Make a verbatim copy of the entries below; pictures stay out.
# start of Records supplied
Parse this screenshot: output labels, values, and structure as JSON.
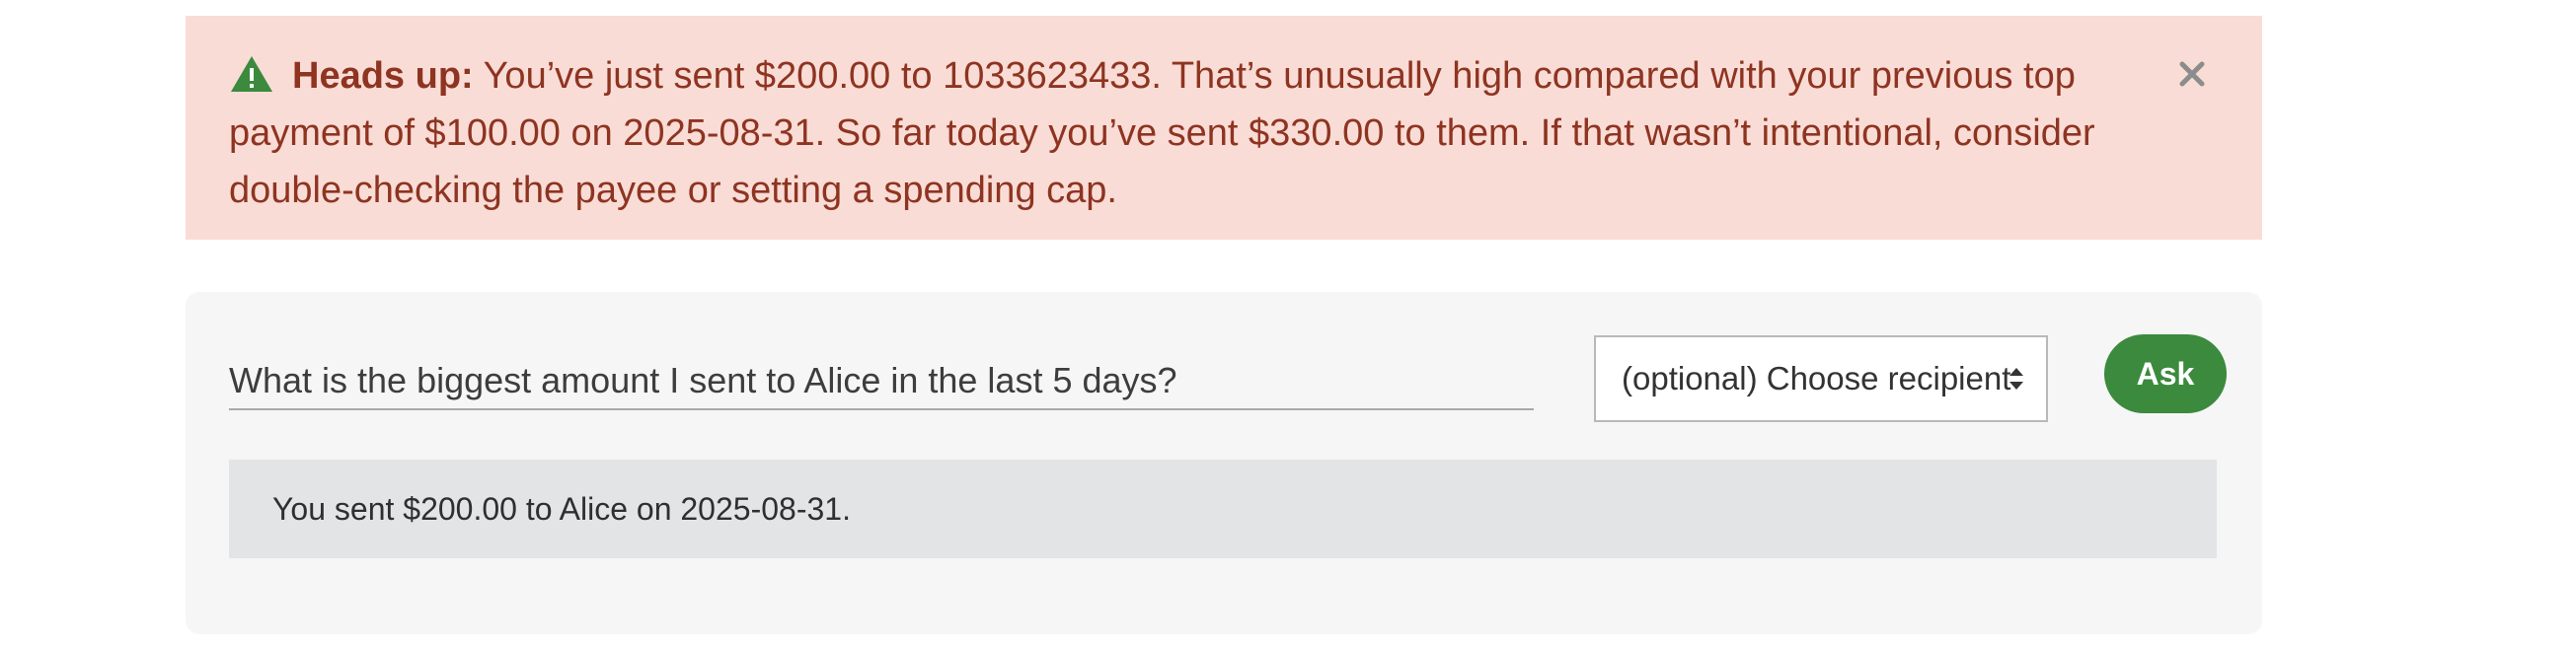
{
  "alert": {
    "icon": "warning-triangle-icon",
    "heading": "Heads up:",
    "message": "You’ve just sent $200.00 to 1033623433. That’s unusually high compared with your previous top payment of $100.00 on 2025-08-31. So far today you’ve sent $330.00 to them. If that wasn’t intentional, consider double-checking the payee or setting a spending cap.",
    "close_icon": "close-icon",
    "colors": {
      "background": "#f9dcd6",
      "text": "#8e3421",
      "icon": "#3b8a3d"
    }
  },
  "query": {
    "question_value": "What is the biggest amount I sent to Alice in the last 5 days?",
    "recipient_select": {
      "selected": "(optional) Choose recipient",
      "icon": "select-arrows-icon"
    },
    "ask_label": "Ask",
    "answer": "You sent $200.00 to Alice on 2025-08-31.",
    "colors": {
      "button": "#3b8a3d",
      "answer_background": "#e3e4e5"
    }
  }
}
# end of Records supplied
-- Problem solution --
Parse this screenshot: output labels, values, and structure as JSON.
{
  "alert": {
    "icon": "warning-triangle-icon",
    "heading": "Heads up:",
    "message": "You’ve just sent $200.00 to 1033623433. That’s unusually high compared with your previous top payment of $100.00 on 2025-08-31. So far today you’ve sent $330.00 to them. If that wasn’t intentional, consider double-checking the payee or setting a spending cap.",
    "close_icon": "close-icon",
    "colors": {
      "background": "#f9dcd6",
      "text": "#8e3421",
      "icon": "#3b8a3d"
    }
  },
  "query": {
    "question_value": "What is the biggest amount I sent to Alice in the last 5 days?",
    "recipient_select": {
      "selected": "(optional) Choose recipient",
      "icon": "select-arrows-icon"
    },
    "ask_label": "Ask",
    "answer": "You sent $200.00 to Alice on 2025-08-31.",
    "colors": {
      "button": "#3b8a3d",
      "answer_background": "#e3e4e5"
    }
  }
}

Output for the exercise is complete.